Recast the lines of material below as a JSON list of strings, with one string per line and no entries for blank lines.

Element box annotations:
==*==
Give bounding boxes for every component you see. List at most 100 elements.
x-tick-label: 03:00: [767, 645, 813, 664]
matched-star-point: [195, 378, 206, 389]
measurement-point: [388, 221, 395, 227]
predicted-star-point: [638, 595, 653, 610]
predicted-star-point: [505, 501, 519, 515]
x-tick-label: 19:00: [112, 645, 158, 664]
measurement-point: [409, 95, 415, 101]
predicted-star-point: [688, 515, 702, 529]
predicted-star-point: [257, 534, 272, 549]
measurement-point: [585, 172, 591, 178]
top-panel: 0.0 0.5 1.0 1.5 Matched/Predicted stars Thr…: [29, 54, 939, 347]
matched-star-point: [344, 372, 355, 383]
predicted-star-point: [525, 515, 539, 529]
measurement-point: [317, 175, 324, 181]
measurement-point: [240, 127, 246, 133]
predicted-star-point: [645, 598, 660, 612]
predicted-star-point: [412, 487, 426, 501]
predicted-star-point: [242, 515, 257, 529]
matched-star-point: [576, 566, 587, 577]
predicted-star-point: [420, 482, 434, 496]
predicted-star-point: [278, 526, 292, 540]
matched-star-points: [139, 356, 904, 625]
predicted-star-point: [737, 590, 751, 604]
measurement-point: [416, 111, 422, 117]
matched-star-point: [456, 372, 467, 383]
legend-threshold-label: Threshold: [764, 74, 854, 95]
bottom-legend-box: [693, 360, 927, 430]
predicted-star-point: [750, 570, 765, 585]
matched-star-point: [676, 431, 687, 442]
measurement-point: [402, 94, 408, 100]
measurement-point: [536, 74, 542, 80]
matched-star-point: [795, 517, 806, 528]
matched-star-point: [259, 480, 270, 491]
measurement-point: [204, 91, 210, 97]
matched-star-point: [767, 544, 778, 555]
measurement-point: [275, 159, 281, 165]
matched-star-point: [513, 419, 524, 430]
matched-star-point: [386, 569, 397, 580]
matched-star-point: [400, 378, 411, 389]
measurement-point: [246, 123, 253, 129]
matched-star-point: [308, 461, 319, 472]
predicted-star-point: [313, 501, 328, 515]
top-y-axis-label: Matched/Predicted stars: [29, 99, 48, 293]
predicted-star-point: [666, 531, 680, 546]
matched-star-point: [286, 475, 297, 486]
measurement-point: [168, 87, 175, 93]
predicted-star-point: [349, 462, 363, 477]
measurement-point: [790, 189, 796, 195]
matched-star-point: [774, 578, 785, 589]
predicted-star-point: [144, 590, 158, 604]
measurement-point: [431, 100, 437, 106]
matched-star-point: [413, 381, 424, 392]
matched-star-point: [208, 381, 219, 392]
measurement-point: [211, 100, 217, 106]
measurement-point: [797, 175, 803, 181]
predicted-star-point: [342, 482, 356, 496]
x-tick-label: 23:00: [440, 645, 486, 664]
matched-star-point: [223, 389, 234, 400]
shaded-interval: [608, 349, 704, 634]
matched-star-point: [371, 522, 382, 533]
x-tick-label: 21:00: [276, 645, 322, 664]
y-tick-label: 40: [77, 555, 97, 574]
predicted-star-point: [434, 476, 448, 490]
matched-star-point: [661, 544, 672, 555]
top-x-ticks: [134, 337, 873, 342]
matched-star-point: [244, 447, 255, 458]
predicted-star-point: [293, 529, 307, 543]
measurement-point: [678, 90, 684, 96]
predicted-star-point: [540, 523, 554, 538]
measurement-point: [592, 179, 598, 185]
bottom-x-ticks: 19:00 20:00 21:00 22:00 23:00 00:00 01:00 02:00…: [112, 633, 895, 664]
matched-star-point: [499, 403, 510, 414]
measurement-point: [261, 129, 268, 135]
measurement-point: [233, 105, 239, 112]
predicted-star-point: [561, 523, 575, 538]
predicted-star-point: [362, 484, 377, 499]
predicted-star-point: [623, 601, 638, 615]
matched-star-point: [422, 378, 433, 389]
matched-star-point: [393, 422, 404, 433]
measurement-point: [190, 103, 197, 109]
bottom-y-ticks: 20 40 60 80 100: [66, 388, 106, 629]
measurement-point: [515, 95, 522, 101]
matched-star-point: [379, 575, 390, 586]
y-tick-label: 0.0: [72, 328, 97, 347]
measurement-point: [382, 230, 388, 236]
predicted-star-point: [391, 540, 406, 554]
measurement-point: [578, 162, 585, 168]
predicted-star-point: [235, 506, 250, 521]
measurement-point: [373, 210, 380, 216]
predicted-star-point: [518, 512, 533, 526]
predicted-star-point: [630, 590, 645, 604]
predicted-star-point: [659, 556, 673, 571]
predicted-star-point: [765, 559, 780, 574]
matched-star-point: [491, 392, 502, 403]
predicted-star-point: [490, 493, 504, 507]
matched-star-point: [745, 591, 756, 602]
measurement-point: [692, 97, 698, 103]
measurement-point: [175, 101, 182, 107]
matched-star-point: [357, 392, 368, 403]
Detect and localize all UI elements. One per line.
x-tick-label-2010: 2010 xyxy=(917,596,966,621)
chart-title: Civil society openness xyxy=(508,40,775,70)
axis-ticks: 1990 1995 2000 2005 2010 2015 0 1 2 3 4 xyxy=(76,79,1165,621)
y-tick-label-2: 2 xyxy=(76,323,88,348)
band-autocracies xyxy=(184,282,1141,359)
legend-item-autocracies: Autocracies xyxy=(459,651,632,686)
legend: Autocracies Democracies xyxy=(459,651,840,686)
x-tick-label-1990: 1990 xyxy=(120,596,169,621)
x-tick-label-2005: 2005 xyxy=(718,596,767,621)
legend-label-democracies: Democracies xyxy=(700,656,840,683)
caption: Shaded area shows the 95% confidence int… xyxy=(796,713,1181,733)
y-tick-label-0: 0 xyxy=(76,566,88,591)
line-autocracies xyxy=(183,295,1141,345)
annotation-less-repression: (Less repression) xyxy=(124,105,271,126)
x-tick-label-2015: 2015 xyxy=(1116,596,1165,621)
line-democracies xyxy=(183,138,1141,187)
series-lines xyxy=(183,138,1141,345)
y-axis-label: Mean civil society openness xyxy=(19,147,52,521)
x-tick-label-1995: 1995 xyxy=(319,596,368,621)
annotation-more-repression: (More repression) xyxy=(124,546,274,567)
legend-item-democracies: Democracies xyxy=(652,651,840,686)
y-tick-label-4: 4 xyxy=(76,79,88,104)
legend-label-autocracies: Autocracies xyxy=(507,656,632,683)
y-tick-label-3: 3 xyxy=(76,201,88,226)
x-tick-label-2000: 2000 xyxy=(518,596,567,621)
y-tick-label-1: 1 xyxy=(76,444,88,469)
==*==
Correct response
[
  "Give bounding boxes for every component you see. List at most 100 elements.",
  "x-tick-label: 03:00: [767, 645, 813, 664]",
  "matched-star-point: [195, 378, 206, 389]",
  "measurement-point: [388, 221, 395, 227]",
  "predicted-star-point: [638, 595, 653, 610]",
  "predicted-star-point: [505, 501, 519, 515]",
  "x-tick-label: 19:00: [112, 645, 158, 664]",
  "measurement-point: [409, 95, 415, 101]",
  "predicted-star-point: [688, 515, 702, 529]",
  "predicted-star-point: [257, 534, 272, 549]",
  "measurement-point: [585, 172, 591, 178]",
  "top-panel: 0.0 0.5 1.0 1.5 Matched/Predicted stars Thr…: [29, 54, 939, 347]",
  "matched-star-point: [344, 372, 355, 383]",
  "predicted-star-point: [525, 515, 539, 529]",
  "measurement-point: [317, 175, 324, 181]",
  "measurement-point: [240, 127, 246, 133]",
  "predicted-star-point: [645, 598, 660, 612]",
  "predicted-star-point: [412, 487, 426, 501]",
  "predicted-star-point: [242, 515, 257, 529]",
  "matched-star-point: [576, 566, 587, 577]",
  "predicted-star-point: [420, 482, 434, 496]",
  "predicted-star-point: [278, 526, 292, 540]",
  "matched-star-points: [139, 356, 904, 625]",
  "predicted-star-point: [737, 590, 751, 604]",
  "measurement-point: [416, 111, 422, 117]",
  "matched-star-point: [456, 372, 467, 383]",
  "legend-threshold-label: Threshold: [764, 74, 854, 95]",
  "bottom-legend-box: [693, 360, 927, 430]",
  "predicted-star-point: [750, 570, 765, 585]",
  "matched-star-point: [676, 431, 687, 442]",
  "measurement-point: [402, 94, 408, 100]",
  "measurement-point: [536, 74, 542, 80]",
  "matched-star-point: [795, 517, 806, 528]",
  "matched-star-point: [259, 480, 270, 491]",
  "measurement-point: [204, 91, 210, 97]",
  "matched-star-point: [767, 544, 778, 555]",
  "measurement-point: [275, 159, 281, 165]",
  "matched-star-point: [513, 419, 524, 430]",
  "matched-star-point: [386, 569, 397, 580]",
  "matched-star-point: [400, 378, 411, 389]",
  "measurement-point: [246, 123, 253, 129]",
  "matched-star-point: [308, 461, 319, 472]",
  "predicted-star-point: [313, 501, 328, 515]",
  "top-y-axis-label: Matched/Predicted stars: [29, 99, 48, 293]",
  "predicted-star-point: [666, 531, 680, 546]",
  "matched-star-point: [286, 475, 297, 486]",
  "measurement-point: [168, 87, 175, 93]",
  "predicted-star-point: [349, 462, 363, 477]",
  "measurement-point: [790, 189, 796, 195]",
  "matched-star-point: [774, 578, 785, 589]",
  "predicted-star-point: [144, 590, 158, 604]",
  "measurement-point: [431, 100, 437, 106]",
  "matched-star-point: [413, 381, 424, 392]",
  "matched-star-point: [208, 381, 219, 392]",
  "measurement-point: [211, 100, 217, 106]",
  "measurement-point: [797, 175, 803, 181]",
  "predicted-star-point: [342, 482, 356, 496]",
  "x-tick-label: 23:00: [440, 645, 486, 664]",
  "matched-star-point: [223, 389, 234, 400]",
  "shaded-interval: [608, 349, 704, 634]",
  "matched-star-point: [371, 522, 382, 533]",
  "x-tick-label: 21:00: [276, 645, 322, 664]",
  "y-tick-label: 40: [77, 555, 97, 574]",
  "predicted-star-point: [434, 476, 448, 490]",
  "matched-star-point: [661, 544, 672, 555]",
  "top-x-ticks: [134, 337, 873, 342]",
  "matched-star-point: [244, 447, 255, 458]",
  "predicted-star-point: [293, 529, 307, 543]",
  "measurement-point: [678, 90, 684, 96]",
  "predicted-star-point: [540, 523, 554, 538]",
  "measurement-point: [592, 179, 598, 185]",
  "bottom-x-ticks: 19:00 20:00 21:00 22:00 23:00 00:00 01:00 02:00…: [112, 633, 895, 664]",
  "matched-star-point: [499, 403, 510, 414]",
  "measurement-point: [261, 129, 268, 135]",
  "measurement-point: [233, 105, 239, 112]",
  "predicted-star-point: [561, 523, 575, 538]",
  "predicted-star-point: [362, 484, 377, 499]",
  "predicted-star-point: [623, 601, 638, 615]",
  "matched-star-point: [422, 378, 433, 389]",
  "matched-star-point: [393, 422, 404, 433]",
  "measurement-point: [190, 103, 197, 109]",
  "bottom-y-ticks: 20 40 60 80 100: [66, 388, 106, 629]",
  "measurement-point: [515, 95, 522, 101]",
  "matched-star-point: [379, 575, 390, 586]",
  "y-tick-label: 0.0: [72, 328, 97, 347]",
  "measurement-point: [382, 230, 388, 236]",
  "predicted-star-point: [391, 540, 406, 554]",
  "measurement-point: [578, 162, 585, 168]",
  "predicted-star-point: [235, 506, 250, 521]",
  "measurement-point: [373, 210, 380, 216]",
  "predicted-star-point: [518, 512, 533, 526]",
  "predicted-star-point: [630, 590, 645, 604]",
  "predicted-star-point: [659, 556, 673, 571]",
  "predicted-star-point: [765, 559, 780, 574]",
  "matched-star-point: [491, 392, 502, 403]",
  "predicted-star-point: [490, 493, 504, 507]",
  "matched-star-point: [745, 591, 756, 602]",
  "measurement-point: [692, 97, 698, 103]",
  "measurement-point: [175, 101, 182, 107]",
  "matched-star-point: [357, 392, 368, 403]",
  "Detect and localize all UI elements. One per line.",
  "x-tick-label-2010: 2010 xyxy=(917,596,966,621)",
  "chart-title: Civil society openness xyxy=(508,40,775,70)",
  "axis-ticks: 1990 1995 2000 2005 2010 2015 0 1 2 3 4 xyxy=(76,79,1165,621)",
  "y-tick-label-2: 2 xyxy=(76,323,88,348)",
  "band-autocracies xyxy=(184,282,1141,359)",
  "legend-item-autocracies: Autocracies xyxy=(459,651,632,686)",
  "legend: Autocracies Democracies xyxy=(459,651,840,686)",
  "x-tick-label-1990: 1990 xyxy=(120,596,169,621)",
  "x-tick-label-2005: 2005 xyxy=(718,596,767,621)",
  "legend-label-democracies: Democracies xyxy=(700,656,840,683)",
  "caption: Shaded area shows the 95% confidence int… xyxy=(796,713,1181,733)",
  "y-tick-label-0: 0 xyxy=(76,566,88,591)",
  "line-autocracies xyxy=(183,295,1141,345)",
  "annotation-less-repression: (Less repression) xyxy=(124,105,271,126)",
  "x-tick-label-2015: 2015 xyxy=(1116,596,1165,621)",
  "line-democracies xyxy=(183,138,1141,187)",
  "series-lines xyxy=(183,138,1141,345)",
  "y-axis-label: Mean civil society openness xyxy=(19,147,52,521)",
  "x-tick-label-1995: 1995 xyxy=(319,596,368,621)",
  "annotation-more-repression: (More repression) xyxy=(124,546,274,567)",
  "legend-item-democracies: Democracies xyxy=(652,651,840,686)",
  "y-tick-label-4: 4 xyxy=(76,79,88,104)",
  "legend-label-autocracies: Autocracies xyxy=(507,656,632,683)",
  "y-tick-label-3: 3 xyxy=(76,201,88,226)",
  "x-tick-label-2000: 2000 xyxy=(518,596,567,621)",
  "y-tick-label-1: 1 xyxy=(76,444,88,469)"
]